- _Stated task_
Convert the lines from the first one through the line containing "tag-3[interactable]: Tag3 [663,530,738,574]", inclusive, into a Markdown table with columns "Row" and "Line". Number each row and leave out any blank lines.

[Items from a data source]
--- START ---

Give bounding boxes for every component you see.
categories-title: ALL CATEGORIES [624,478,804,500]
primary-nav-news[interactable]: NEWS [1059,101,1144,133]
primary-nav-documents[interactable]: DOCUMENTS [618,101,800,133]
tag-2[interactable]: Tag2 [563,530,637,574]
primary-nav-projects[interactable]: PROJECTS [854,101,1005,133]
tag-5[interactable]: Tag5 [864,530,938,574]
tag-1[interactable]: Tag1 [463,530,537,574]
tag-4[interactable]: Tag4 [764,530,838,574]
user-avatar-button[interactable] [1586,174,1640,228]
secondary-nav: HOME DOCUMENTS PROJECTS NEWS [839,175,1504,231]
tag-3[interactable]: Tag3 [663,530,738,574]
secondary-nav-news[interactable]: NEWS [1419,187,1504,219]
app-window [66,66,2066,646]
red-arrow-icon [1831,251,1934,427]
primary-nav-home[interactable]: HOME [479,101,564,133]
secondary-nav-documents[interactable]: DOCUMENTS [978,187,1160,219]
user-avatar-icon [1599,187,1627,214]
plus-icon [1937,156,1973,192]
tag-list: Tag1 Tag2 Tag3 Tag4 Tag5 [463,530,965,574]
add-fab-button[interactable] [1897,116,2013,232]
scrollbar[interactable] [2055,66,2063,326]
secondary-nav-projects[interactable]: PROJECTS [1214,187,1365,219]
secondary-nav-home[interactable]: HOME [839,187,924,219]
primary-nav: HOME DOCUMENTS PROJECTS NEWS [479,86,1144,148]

--- END ---

- _Result of the exercise_
| Row | Line |
|---|---|
| 1 | Give bounding boxes for every component you see. |
| 2 | categories-title: ALL CATEGORIES [624,478,804,500] |
| 3 | primary-nav-news[interactable]: NEWS [1059,101,1144,133] |
| 4 | primary-nav-documents[interactable]: DOCUMENTS [618,101,800,133] |
| 5 | tag-2[interactable]: Tag2 [563,530,637,574] |
| 6 | primary-nav-projects[interactable]: PROJECTS [854,101,1005,133] |
| 7 | tag-5[interactable]: Tag5 [864,530,938,574] |
| 8 | tag-1[interactable]: Tag1 [463,530,537,574] |
| 9 | tag-4[interactable]: Tag4 [764,530,838,574] |
| 10 | user-avatar-button[interactable] [1586,174,1640,228] |
| 11 | secondary-nav: HOME DOCUMENTS PROJECTS NEWS [839,175,1504,231] |
| 12 | tag-3[interactable]: Tag3 [663,530,738,574] |